### [Required task]
Set the data down again, exactly as it reads, but without the pictures.

Extracted records:
□ □ □ □
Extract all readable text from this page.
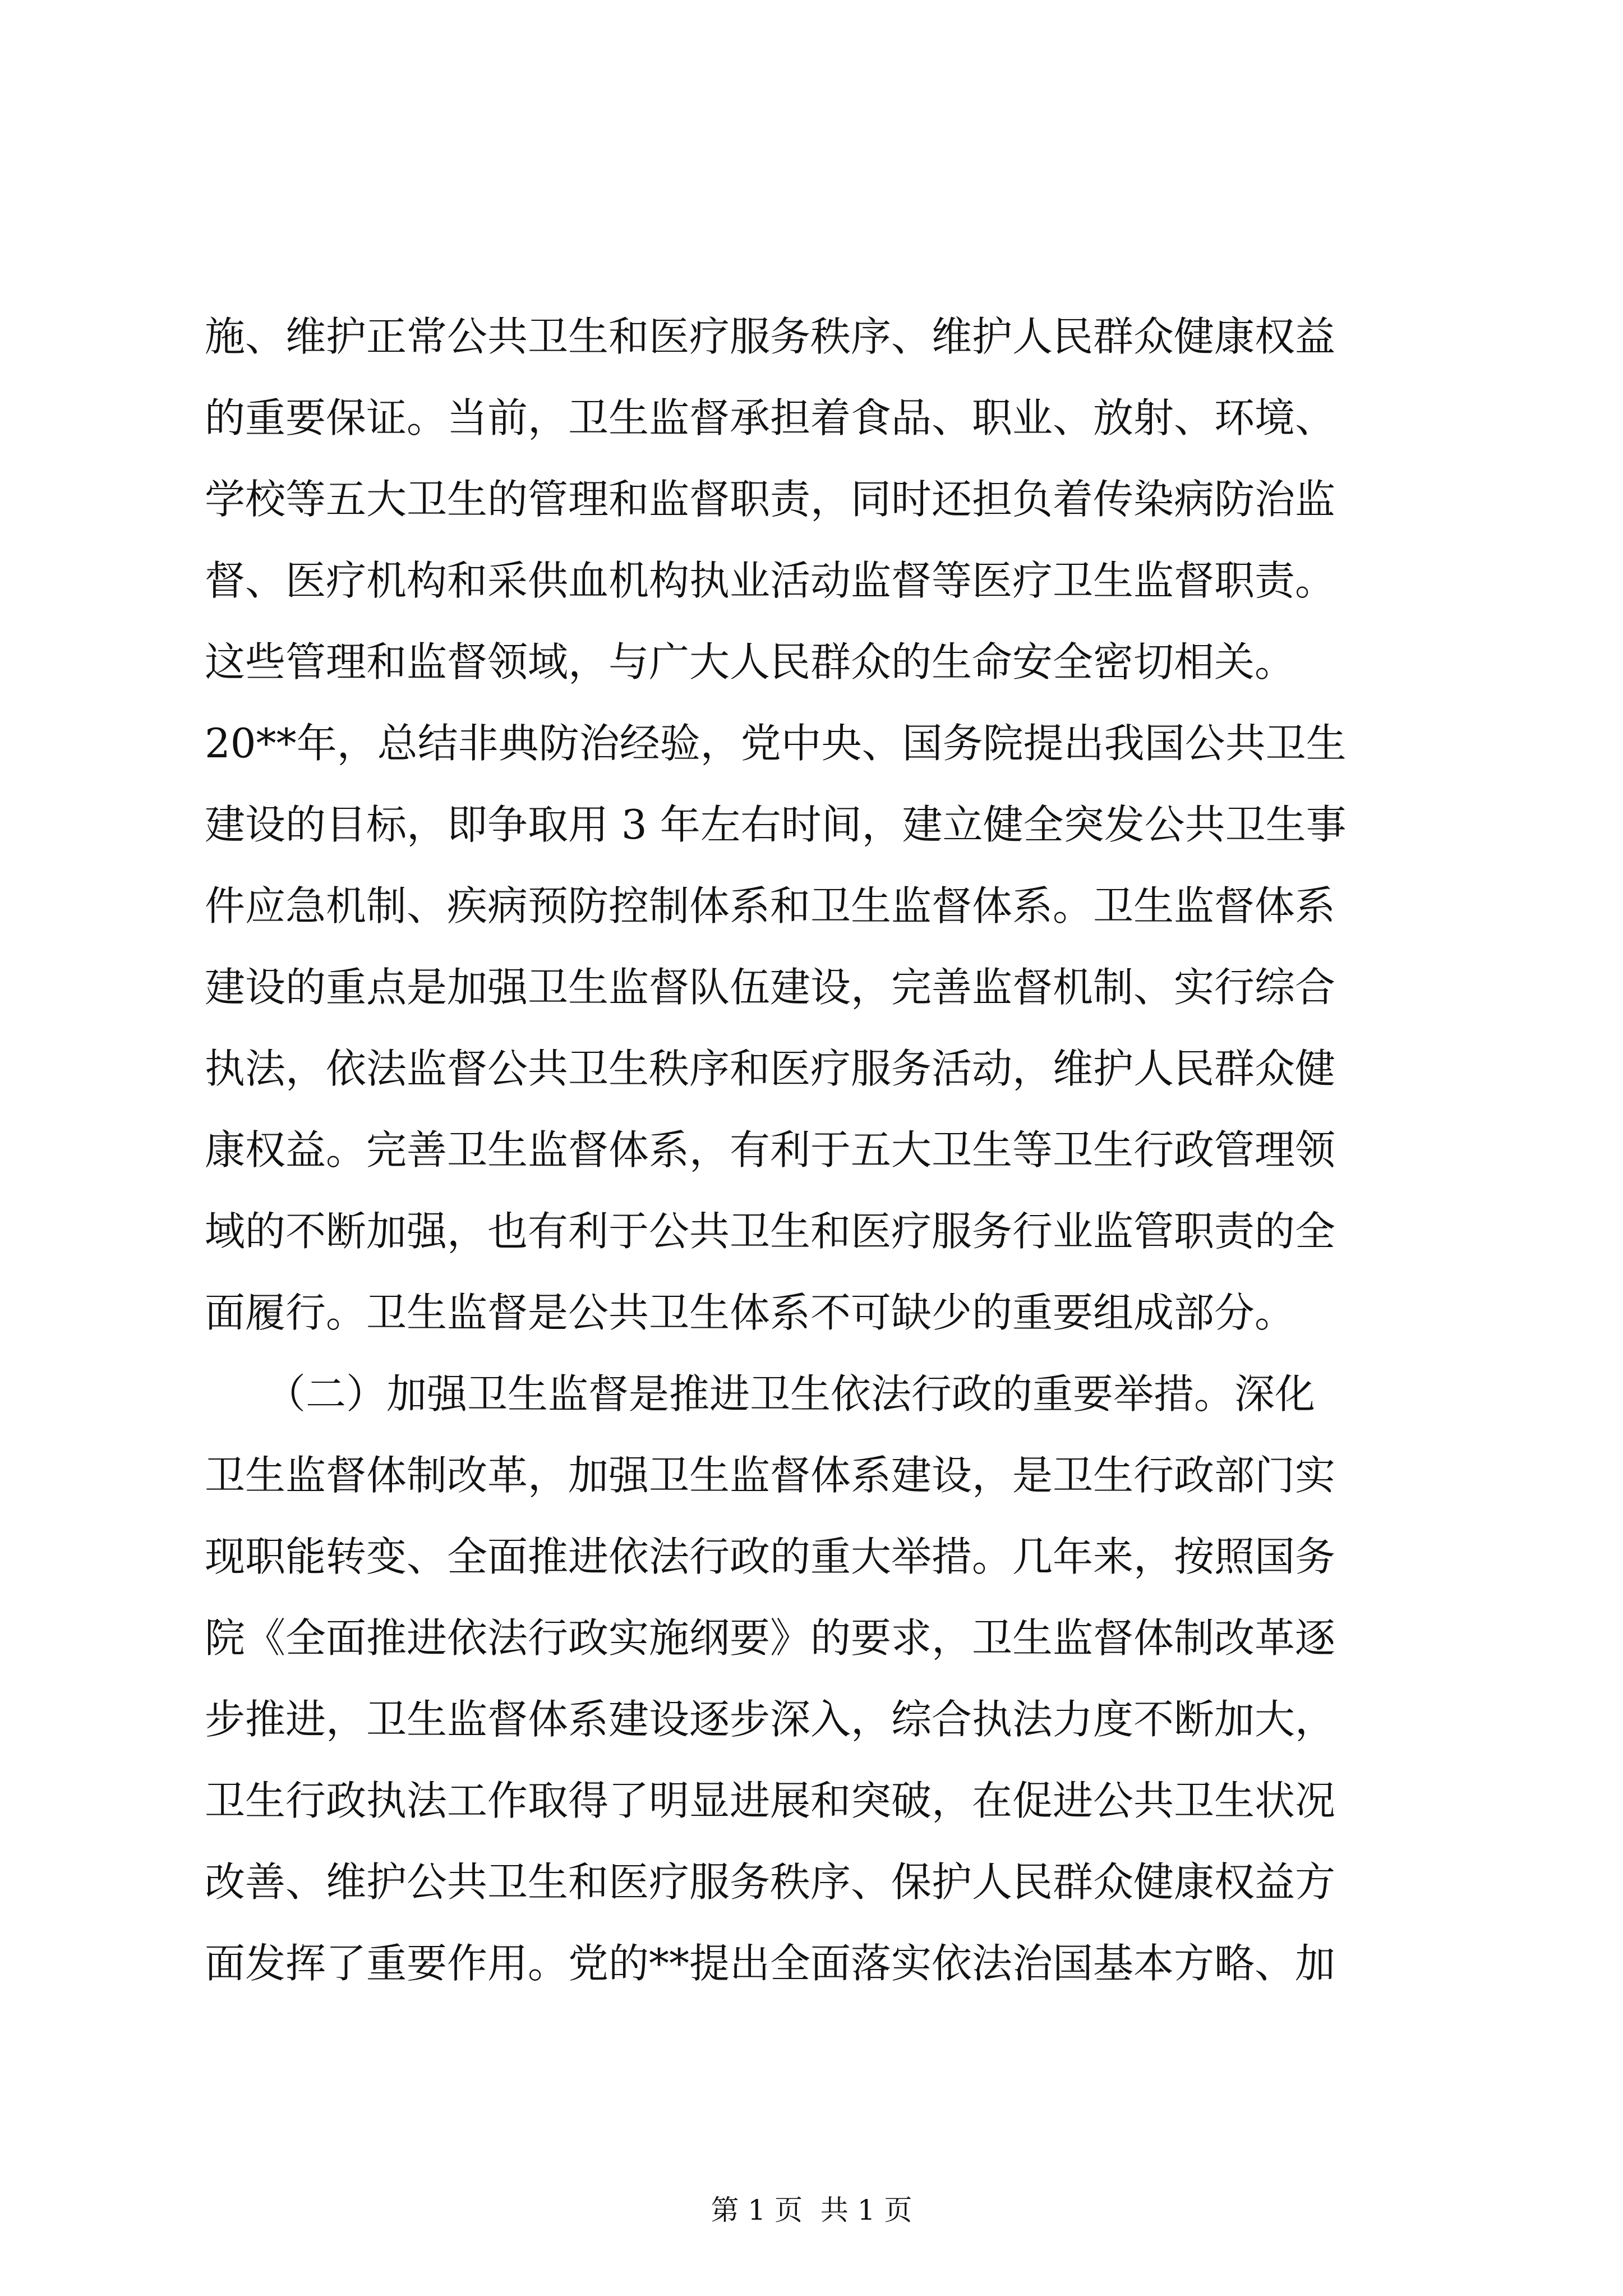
施、维护正常公共卫生和医疗服务秩序、维护人民群众健康权益
的重要保证。当前，卫生监督承担着食品、职业、放射、环境、
学校等五大卫生的管理和监督职责，同时还担负着传染病防治监
督、医疗机构和采供血机构执业活动监督等医疗卫生监督职责。
这些管理和监督领域，与广大人民群众的生命安全密切相关。
20**年，总结非典防治经验，党中央、国务院提出我国公共卫生
建设的目标，即争取用 3 年左右时间，建立健全突发公共卫生事
件应急机制、疾病预防控制体系和卫生监督体系。卫生监督体系
建设的重点是加强卫生监督队伍建设，完善监督机制、实行综合
执法，依法监督公共卫生秩序和医疗服务活动，维护人民群众健
康权益。完善卫生监督体系，有利于五大卫生等卫生行政管理领
域的不断加强，也有利于公共卫生和医疗服务行业监管职责的全
面履行。卫生监督是公共卫生体系不可缺少的重要组成部分。
　　（二）加强卫生监督是推进卫生依法行政的重要举措。深化
卫生监督体制改革，加强卫生监督体系建设，是卫生行政部门实
现职能转变、全面推进依法行政的重大举措。几年来，按照国务
院《全面推进依法行政实施纲要》的要求，卫生监督体制改革逐
步推进，卫生监督体系建设逐步深入，综合执法力度不断加大，
卫生行政执法工作取得了明显进展和突破，在促进公共卫生状况
改善、维护公共卫生和医疗服务秩序、保护人民群众健康权益方
面发挥了重要作用。党的**提出全面落实依法治国基本方略、加
第 1 页  共 1 页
□ □ □ □
### [Completed task]
Extract all readable text from this page.
施、维护正常公共卫生和医疗服务秩序、维护人民群众健康权益
的重要保证。当前，卫生监督承担着食品、职业、放射、环境、
学校等五大卫生的管理和监督职责，同时还担负着传染病防治监
督、医疗机构和采供血机构执业活动监督等医疗卫生监督职责。
这些管理和监督领域，与广大人民群众的生命安全密切相关。
20**年，总结非典防治经验，党中央、国务院提出我国公共卫生
建设的目标，即争取用 3 年左右时间，建立健全突发公共卫生事
件应急机制、疾病预防控制体系和卫生监督体系。卫生监督体系
建设的重点是加强卫生监督队伍建设，完善监督机制、实行综合
执法，依法监督公共卫生秩序和医疗服务活动，维护人民群众健
康权益。完善卫生监督体系，有利于五大卫生等卫生行政管理领
域的不断加强，也有利于公共卫生和医疗服务行业监管职责的全
面履行。卫生监督是公共卫生体系不可缺少的重要组成部分。
　　（二）加强卫生监督是推进卫生依法行政的重要举措。深化
卫生监督体制改革，加强卫生监督体系建设，是卫生行政部门实
现职能转变、全面推进依法行政的重大举措。几年来，按照国务
院《全面推进依法行政实施纲要》的要求，卫生监督体制改革逐
步推进，卫生监督体系建设逐步深入，综合执法力度不断加大，
卫生行政执法工作取得了明显进展和突破，在促进公共卫生状况
改善、维护公共卫生和医疗服务秩序、保护人民群众健康权益方
面发挥了重要作用。党的**提出全面落实依法治国基本方略、加
第 1 页  共 1 页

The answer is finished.